Source records →

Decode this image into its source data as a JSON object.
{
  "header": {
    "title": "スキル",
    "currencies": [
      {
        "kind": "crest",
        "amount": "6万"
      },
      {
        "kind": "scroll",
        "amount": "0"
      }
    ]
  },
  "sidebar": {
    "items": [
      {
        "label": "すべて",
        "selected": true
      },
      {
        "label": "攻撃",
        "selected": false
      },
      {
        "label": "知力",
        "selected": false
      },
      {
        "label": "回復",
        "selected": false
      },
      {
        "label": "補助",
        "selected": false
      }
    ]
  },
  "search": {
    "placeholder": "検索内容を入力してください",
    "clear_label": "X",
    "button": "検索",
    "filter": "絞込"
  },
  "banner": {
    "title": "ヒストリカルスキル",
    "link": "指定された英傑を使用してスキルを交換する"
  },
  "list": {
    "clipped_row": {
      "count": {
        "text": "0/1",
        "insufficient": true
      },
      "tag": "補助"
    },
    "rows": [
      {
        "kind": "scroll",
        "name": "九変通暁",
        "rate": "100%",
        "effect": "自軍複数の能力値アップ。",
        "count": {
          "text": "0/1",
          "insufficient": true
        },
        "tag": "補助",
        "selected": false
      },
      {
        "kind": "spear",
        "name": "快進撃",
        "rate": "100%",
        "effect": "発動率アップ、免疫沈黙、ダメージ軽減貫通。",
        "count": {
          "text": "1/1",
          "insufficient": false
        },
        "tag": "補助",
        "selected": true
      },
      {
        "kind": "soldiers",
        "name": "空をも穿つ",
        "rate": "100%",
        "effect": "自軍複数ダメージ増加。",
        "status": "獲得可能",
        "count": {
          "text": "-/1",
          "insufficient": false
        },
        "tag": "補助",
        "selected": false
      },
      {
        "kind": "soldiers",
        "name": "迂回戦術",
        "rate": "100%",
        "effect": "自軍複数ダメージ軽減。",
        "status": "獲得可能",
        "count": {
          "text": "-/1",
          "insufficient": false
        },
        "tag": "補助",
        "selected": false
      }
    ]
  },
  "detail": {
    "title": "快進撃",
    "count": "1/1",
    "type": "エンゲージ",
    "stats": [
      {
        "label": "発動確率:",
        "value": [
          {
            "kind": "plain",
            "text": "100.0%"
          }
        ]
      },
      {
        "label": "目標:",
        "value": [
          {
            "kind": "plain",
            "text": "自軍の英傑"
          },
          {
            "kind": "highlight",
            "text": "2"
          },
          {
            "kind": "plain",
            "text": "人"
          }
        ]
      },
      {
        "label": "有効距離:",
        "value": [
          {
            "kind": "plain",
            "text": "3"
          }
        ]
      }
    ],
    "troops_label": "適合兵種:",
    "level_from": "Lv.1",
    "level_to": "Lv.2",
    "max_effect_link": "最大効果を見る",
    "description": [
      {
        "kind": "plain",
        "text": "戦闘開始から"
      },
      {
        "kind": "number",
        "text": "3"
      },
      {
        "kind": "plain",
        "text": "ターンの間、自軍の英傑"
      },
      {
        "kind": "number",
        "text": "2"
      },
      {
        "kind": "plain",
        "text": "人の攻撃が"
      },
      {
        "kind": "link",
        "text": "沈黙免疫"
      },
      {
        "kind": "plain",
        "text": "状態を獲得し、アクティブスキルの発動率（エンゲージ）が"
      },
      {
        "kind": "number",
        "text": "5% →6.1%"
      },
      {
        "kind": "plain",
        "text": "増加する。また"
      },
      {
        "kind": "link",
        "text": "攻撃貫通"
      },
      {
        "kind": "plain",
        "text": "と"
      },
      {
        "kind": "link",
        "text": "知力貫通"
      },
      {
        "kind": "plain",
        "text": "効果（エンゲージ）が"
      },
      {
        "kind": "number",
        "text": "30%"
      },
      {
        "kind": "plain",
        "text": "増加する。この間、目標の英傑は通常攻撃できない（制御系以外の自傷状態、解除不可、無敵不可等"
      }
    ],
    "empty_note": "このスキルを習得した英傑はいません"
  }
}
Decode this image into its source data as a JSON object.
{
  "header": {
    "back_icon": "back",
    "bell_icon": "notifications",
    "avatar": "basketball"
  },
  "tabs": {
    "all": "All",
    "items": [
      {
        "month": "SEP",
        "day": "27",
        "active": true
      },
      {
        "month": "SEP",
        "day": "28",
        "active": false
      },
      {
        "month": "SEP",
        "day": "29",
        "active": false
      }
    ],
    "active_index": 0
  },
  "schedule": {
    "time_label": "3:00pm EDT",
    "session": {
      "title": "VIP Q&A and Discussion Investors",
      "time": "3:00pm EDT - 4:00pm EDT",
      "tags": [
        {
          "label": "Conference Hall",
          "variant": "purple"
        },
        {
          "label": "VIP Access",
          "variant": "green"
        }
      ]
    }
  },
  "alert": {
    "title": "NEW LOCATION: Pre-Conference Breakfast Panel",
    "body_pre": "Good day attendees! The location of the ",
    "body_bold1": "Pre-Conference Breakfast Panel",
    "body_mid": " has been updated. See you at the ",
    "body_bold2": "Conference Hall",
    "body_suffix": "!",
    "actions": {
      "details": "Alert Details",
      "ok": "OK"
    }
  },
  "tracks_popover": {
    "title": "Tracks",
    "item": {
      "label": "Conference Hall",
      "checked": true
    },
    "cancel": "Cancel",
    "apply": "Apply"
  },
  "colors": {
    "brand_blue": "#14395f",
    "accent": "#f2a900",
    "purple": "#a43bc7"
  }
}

What you have to do → From the listing above, collect each line in which the string "title" appears.

Answer for the task →
    "title": "スキル",
    "title": "ヒストリカルスキル",
    "title": "快進撃",
      "title": "VIP Q&A and Discussion Investors",
    "title": "NEW LOCATION: Pre-Conference Breakfast Panel",
    "title": "Tracks",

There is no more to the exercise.